Direction |
Output all the data exactly. Pictures do not belong in the copy.

Recorded data
--- begin ---
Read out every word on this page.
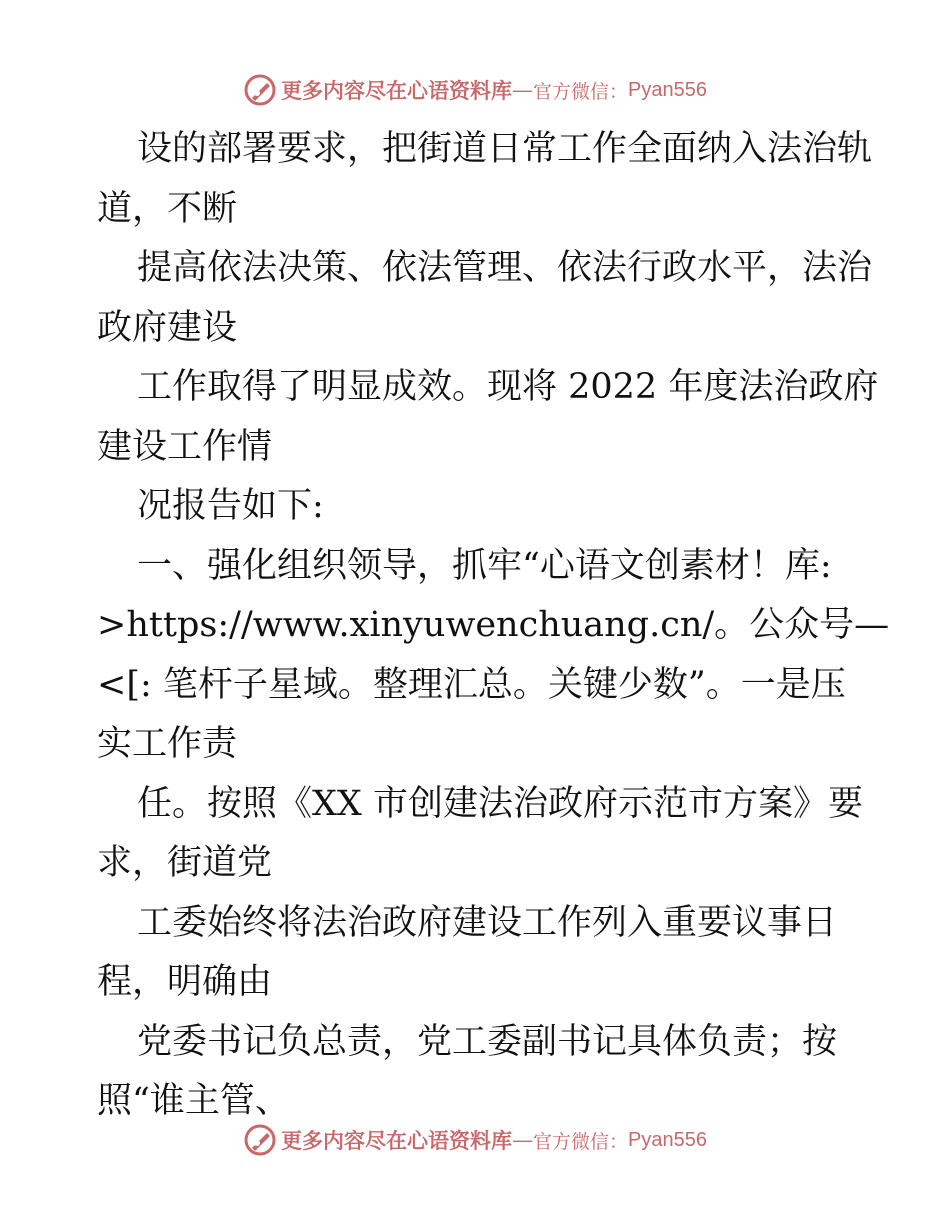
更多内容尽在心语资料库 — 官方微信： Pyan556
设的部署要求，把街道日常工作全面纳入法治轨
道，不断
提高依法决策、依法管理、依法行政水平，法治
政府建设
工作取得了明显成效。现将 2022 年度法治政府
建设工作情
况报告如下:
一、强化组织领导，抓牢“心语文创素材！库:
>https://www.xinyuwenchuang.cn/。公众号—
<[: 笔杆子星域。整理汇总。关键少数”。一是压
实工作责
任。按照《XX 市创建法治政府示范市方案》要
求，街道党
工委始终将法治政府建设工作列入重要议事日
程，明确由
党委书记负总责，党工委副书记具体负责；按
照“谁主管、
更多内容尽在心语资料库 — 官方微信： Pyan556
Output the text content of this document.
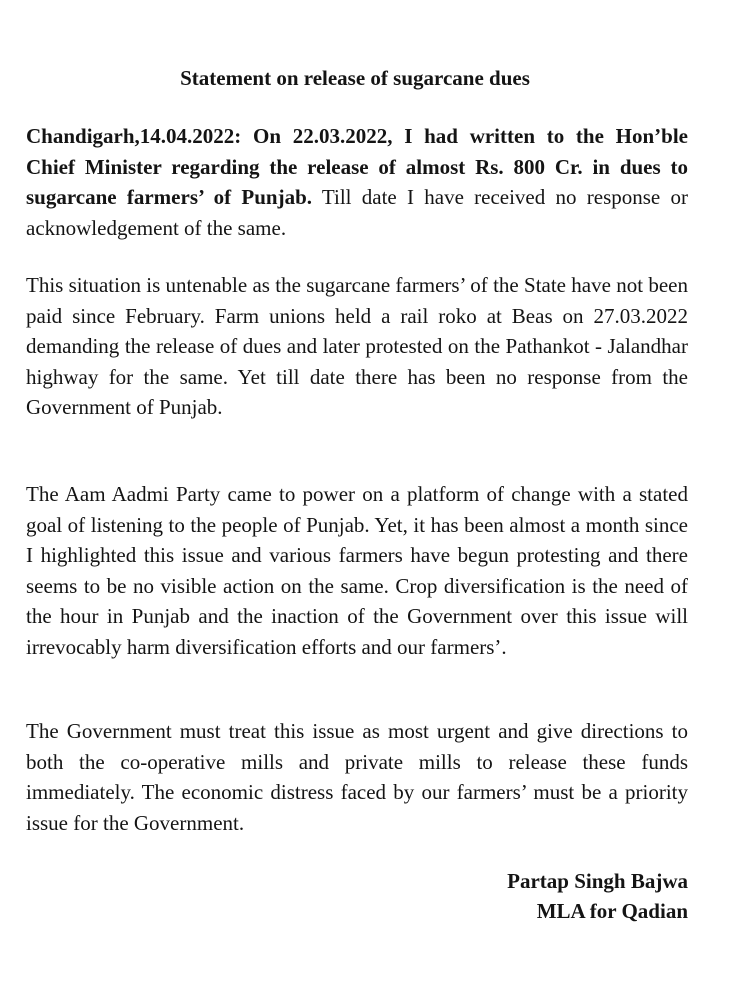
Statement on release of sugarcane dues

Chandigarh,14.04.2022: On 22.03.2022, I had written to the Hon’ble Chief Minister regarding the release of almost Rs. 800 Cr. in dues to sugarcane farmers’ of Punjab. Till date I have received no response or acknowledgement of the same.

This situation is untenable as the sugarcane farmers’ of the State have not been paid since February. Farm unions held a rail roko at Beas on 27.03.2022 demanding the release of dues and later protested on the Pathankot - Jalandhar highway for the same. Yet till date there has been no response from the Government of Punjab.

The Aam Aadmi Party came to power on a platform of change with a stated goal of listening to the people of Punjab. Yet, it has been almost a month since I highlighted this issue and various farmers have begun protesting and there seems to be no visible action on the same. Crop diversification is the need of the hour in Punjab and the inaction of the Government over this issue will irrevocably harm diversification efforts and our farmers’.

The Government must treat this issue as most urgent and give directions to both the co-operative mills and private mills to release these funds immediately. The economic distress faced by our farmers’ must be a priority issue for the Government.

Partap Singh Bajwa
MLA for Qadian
--- end ---
Exercise solution |
Read out every word on this page.
更多内容尽在心语资料库 — 官方微信： Pyan556
设的部署要求，把街道日常工作全面纳入法治轨
道，不断
提高依法决策、依法管理、依法行政水平，法治
政府建设
工作取得了明显成效。现将 2022 年度法治政府
建设工作情
况报告如下:
一、强化组织领导，抓牢“心语文创素材！库:
>https://www.xinyuwenchuang.cn/。公众号—
<[: 笔杆子星域。整理汇总。关键少数”。一是压
实工作责
任。按照《XX 市创建法治政府示范市方案》要
求，街道党
工委始终将法治政府建设工作列入重要议事日
程，明确由
党委书记负总责，党工委副书记具体负责；按
照“谁主管、
更多内容尽在心语资料库 — 官方微信： Pyan556
Output the text content of this document.
Statement on release of sugarcane dues

Chandigarh,14.04.2022: On 22.03.2022, I had written to the Hon’ble Chief Minister regarding the release of almost Rs. 800 Cr. in dues to sugarcane farmers’ of Punjab. Till date I have received no response or acknowledgement of the same.

This situation is untenable as the sugarcane farmers’ of the State have not been paid since February. Farm unions held a rail roko at Beas on 27.03.2022 demanding the release of dues and later protested on the Pathankot - Jalandhar highway for the same. Yet till date there has been no response from the Government of Punjab.

The Aam Aadmi Party came to power on a platform of change with a stated goal of listening to the people of Punjab. Yet, it has been almost a month since I highlighted this issue and various farmers have begun protesting and there seems to be no visible action on the same. Crop diversification is the need of the hour in Punjab and the inaction of the Government over this issue will irrevocably harm diversification efforts and our farmers’.

The Government must treat this issue as most urgent and give directions to both the co-operative mills and private mills to release these funds immediately. The economic distress faced by our farmers’ must be a priority issue for the Government.

Partap Singh Bajwa
MLA for Qadian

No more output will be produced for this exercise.